WHAT TO WORK ON>
Below are some records. Quote exactly the lines from the one that contains "What does this" through the last, both included, and leave out the pictures.

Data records

───

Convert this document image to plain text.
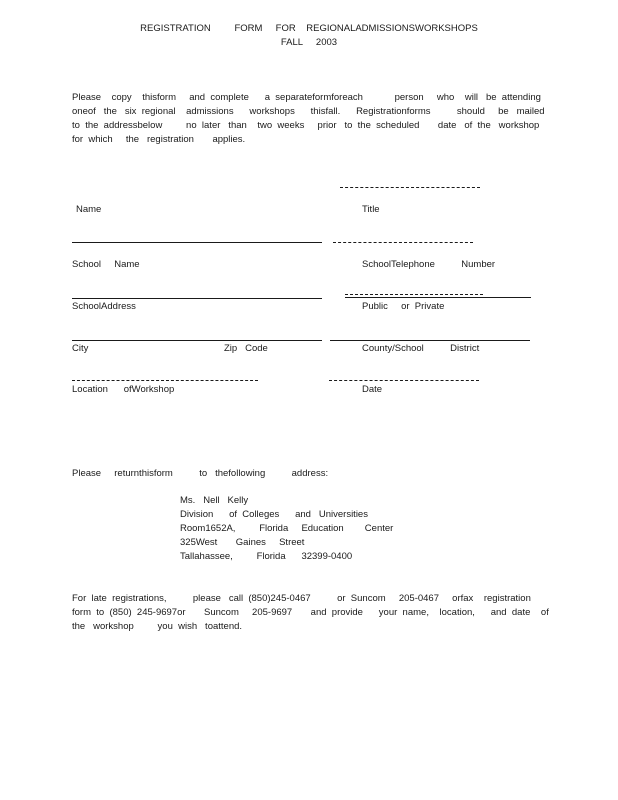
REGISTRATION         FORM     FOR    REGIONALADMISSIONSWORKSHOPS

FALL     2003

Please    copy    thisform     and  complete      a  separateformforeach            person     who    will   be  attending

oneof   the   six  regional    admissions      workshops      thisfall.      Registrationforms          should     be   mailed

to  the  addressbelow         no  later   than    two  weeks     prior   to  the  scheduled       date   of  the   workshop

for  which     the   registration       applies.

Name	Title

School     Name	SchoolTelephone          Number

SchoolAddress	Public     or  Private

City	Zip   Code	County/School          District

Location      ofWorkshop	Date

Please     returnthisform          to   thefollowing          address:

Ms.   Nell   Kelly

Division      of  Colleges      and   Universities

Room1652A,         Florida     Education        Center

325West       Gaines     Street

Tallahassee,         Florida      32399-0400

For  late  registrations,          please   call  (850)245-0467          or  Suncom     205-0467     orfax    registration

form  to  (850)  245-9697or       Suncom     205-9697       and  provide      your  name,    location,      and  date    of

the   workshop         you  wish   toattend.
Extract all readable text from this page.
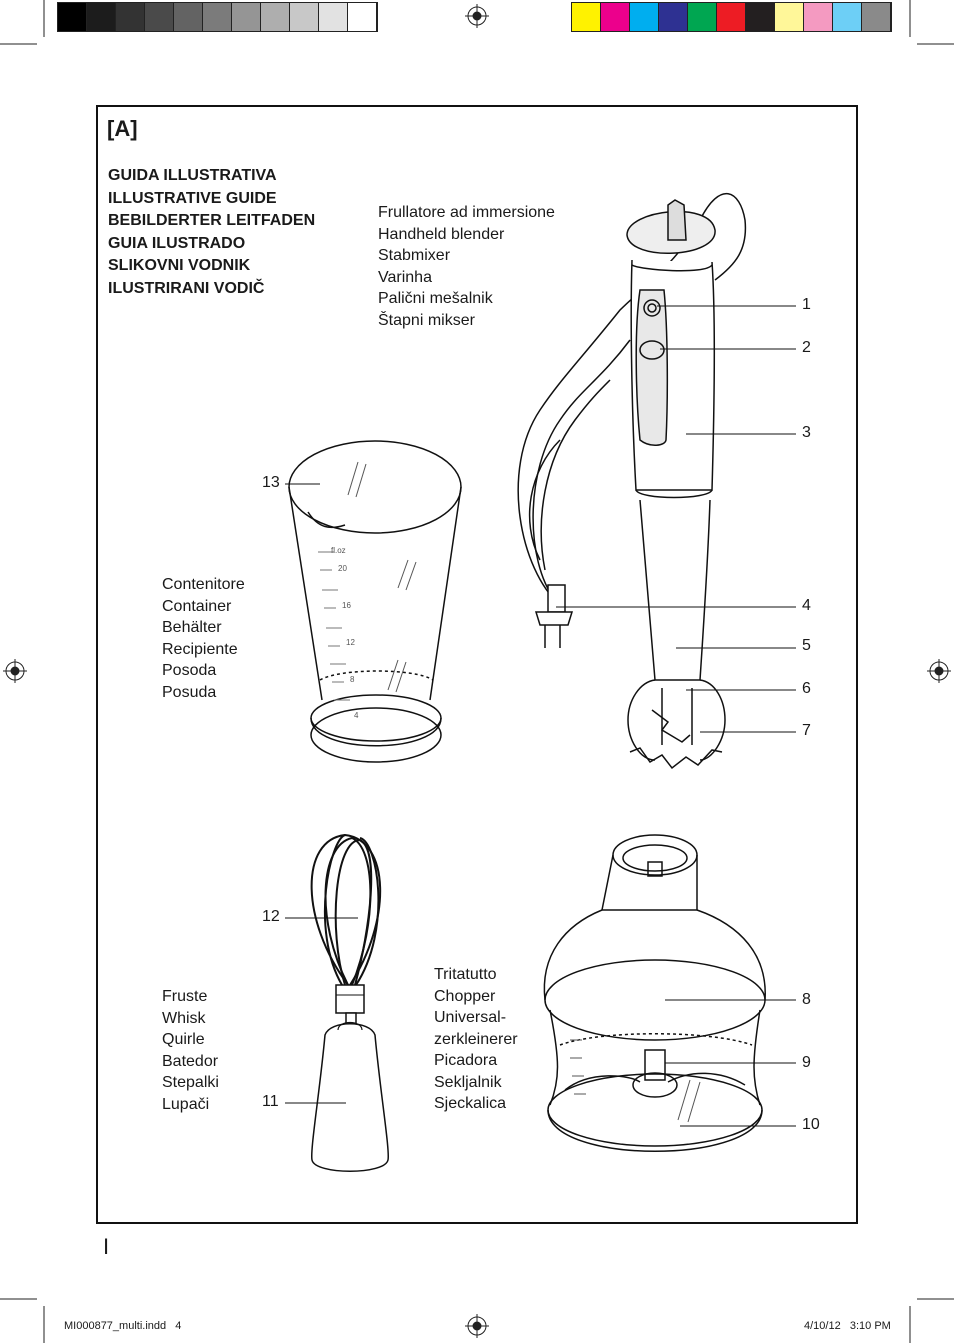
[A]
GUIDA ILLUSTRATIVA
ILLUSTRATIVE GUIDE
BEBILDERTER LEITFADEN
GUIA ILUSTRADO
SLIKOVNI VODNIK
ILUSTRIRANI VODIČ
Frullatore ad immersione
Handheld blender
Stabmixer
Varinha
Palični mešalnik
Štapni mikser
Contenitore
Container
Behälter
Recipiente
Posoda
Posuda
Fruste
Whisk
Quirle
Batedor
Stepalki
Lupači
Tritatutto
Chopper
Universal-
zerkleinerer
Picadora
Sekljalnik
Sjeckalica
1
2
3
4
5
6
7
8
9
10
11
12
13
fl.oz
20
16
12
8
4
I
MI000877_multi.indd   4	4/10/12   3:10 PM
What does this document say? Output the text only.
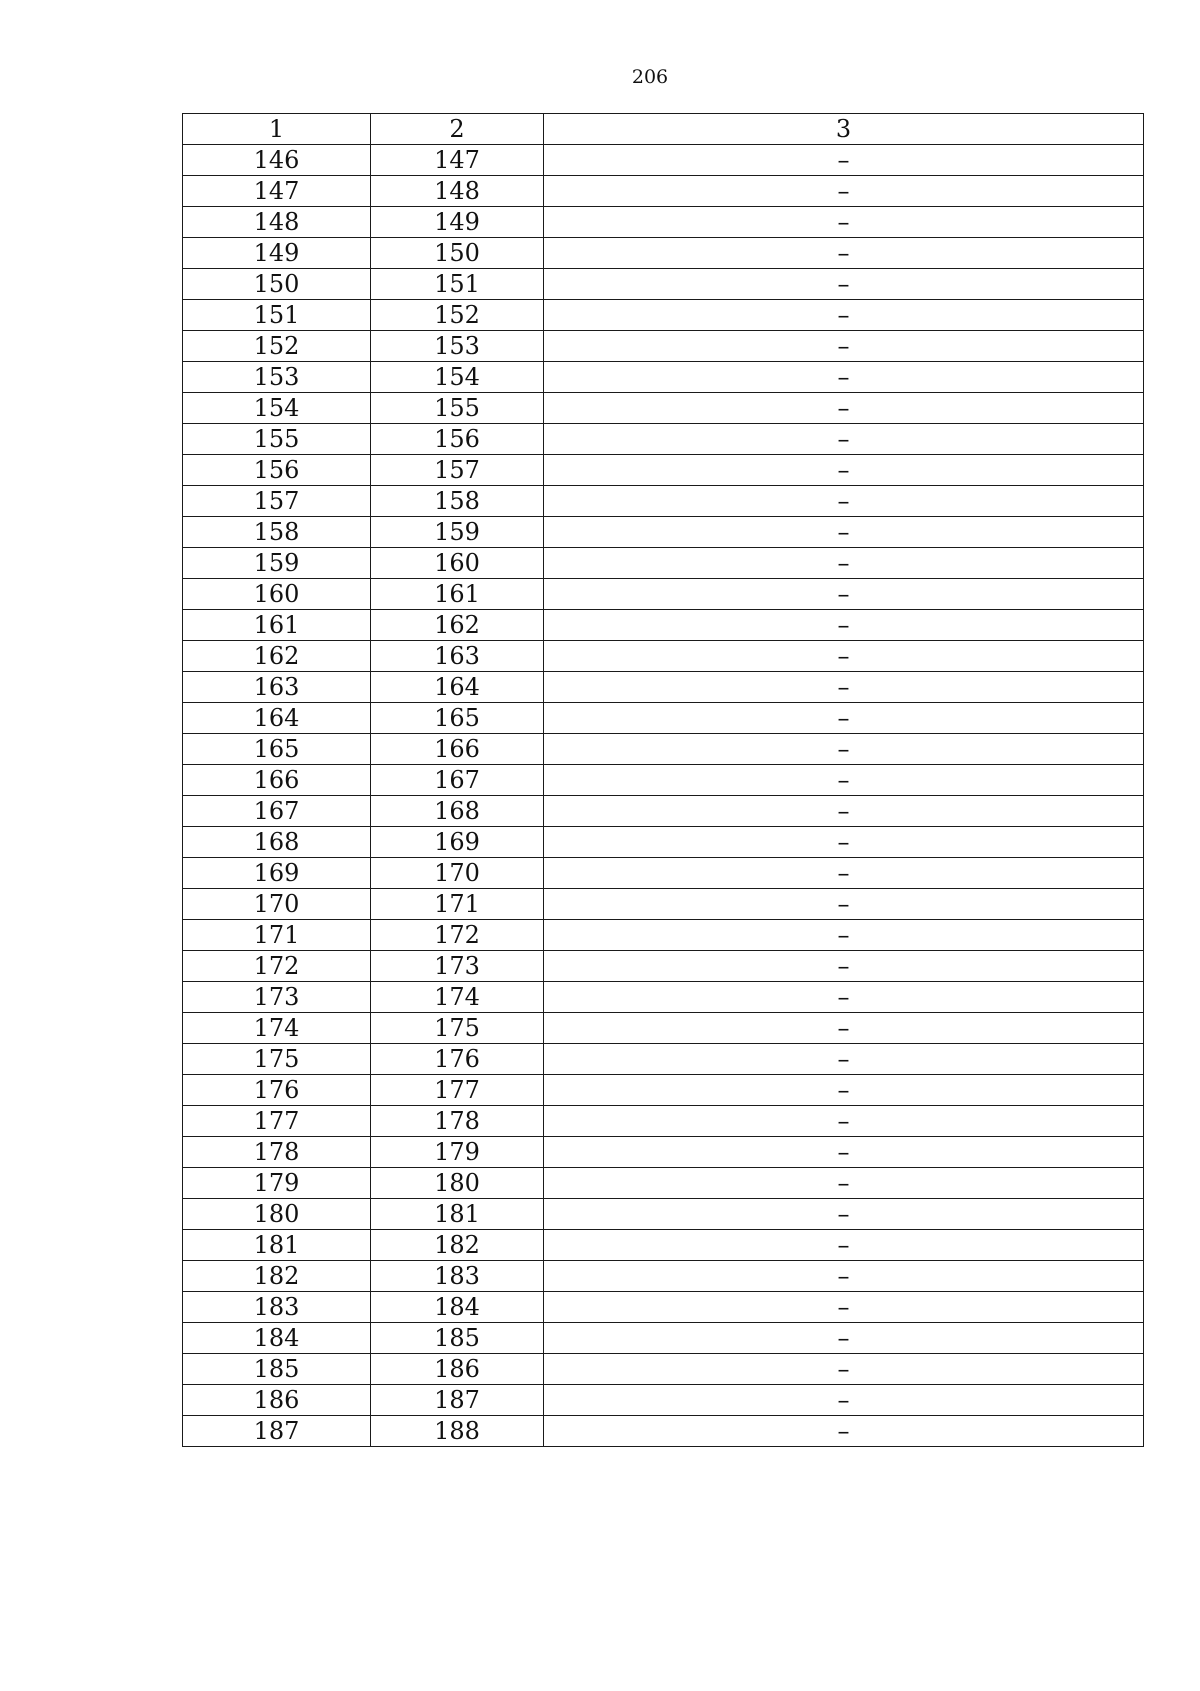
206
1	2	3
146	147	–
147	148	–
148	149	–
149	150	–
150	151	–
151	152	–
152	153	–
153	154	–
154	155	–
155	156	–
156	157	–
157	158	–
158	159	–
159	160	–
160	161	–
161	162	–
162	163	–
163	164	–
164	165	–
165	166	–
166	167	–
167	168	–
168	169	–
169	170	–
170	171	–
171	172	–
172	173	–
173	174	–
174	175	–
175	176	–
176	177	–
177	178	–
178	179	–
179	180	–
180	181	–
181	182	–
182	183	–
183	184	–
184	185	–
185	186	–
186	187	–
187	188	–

───

TASK RESPONSE>
What does this document say? Output the text only.
206
1	2	3
146	147	–
147	148	–
148	149	–
149	150	–
150	151	–
151	152	–
152	153	–
153	154	–
154	155	–
155	156	–
156	157	–
157	158	–
158	159	–
159	160	–
160	161	–
161	162	–
162	163	–
163	164	–
164	165	–
165	166	–
166	167	–
167	168	–
168	169	–
169	170	–
170	171	–
171	172	–
172	173	–
173	174	–
174	175	–
175	176	–
176	177	–
177	178	–
178	179	–
179	180	–
180	181	–
181	182	–
182	183	–
183	184	–
184	185	–
185	186	–
186	187	–
187	188	–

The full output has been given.